Written problem 1:
Reproduce the list of pixel-art guesses starting at "7. pancakes and" and ending at "Shop of Horrors?", changing "pancakes" to "waffles".
Written problem 2:
Carry on the comment about the pixelated shirt images from the point where it stops.

Document section:
1. pineapple.  reminds me of Adventure Island for some reason.

 

2. money

 

3. a vulture or something

 

4. bees on a bunch of flowers

 

5. potted cactus

 

6. an evil shep

 

7. pancakes and bacon

 

8.  ?? This is the only one that I have trouble making out.  four leaf clovers and a rose?  Almost makes me think of Audrey 2 from Little Shop of Horrors?

 

9. Mantis

 

10. a sundae.  I almost said banana split but I don't think I would call anything I see a banana.

 

11. a dragonfly

 

I didn't have trouble identifying any of them (except one, see comments), but I'm not certain of the market appeal of these.  #6 looks cool and maybe could go on pajamas?  As a proof of concept these are mostly recognisable and I suppose, you see someone from afar and think "oh an (object xyz) on the shirt, neat"  and then you get closer and see just how pixelated it is and think "neat".   I think people might identify with 7 and 10 just because they are popular items.  I'm not sure if the other ones have either nostalgic pull or identifiability.   Gotta hit them with the ol' appeal to pathos.

Dataset excerpt:
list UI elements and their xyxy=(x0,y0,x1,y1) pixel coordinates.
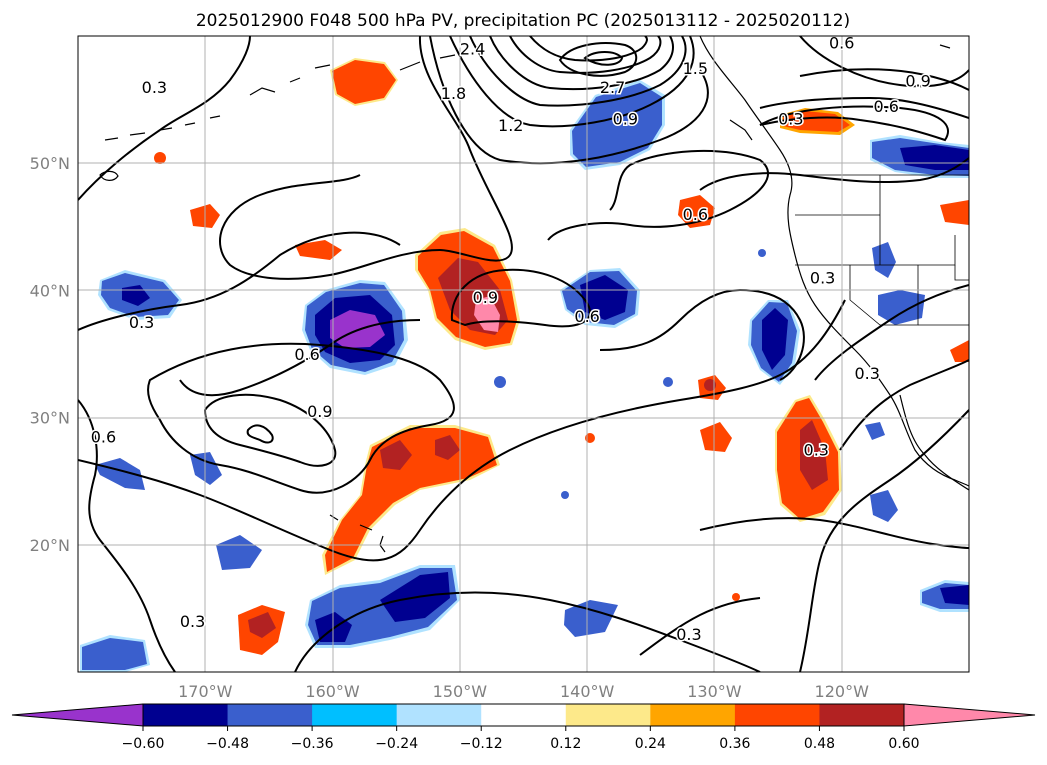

Written response 1:
7. waffles and bacon

 

8.  ?? This is the only one that I have trouble making out.  four leaf clovers and a rose?  Almost makes me think of Audrey 2 from Little Shop of Horrors?

Written response 2:
 

Maybe as a happy medium, if you have a design that was important to you but doesn't seem to be selling, you can use a cafepress shop for those so there's no overhead, Having inventory you're not selling can sink you, but having a few extra designs on a cafepress shop I don't think can hurt anything.  

 

I buy tons of nerdy stuff but I'm probably not buying pixel duds if I can't identify with it.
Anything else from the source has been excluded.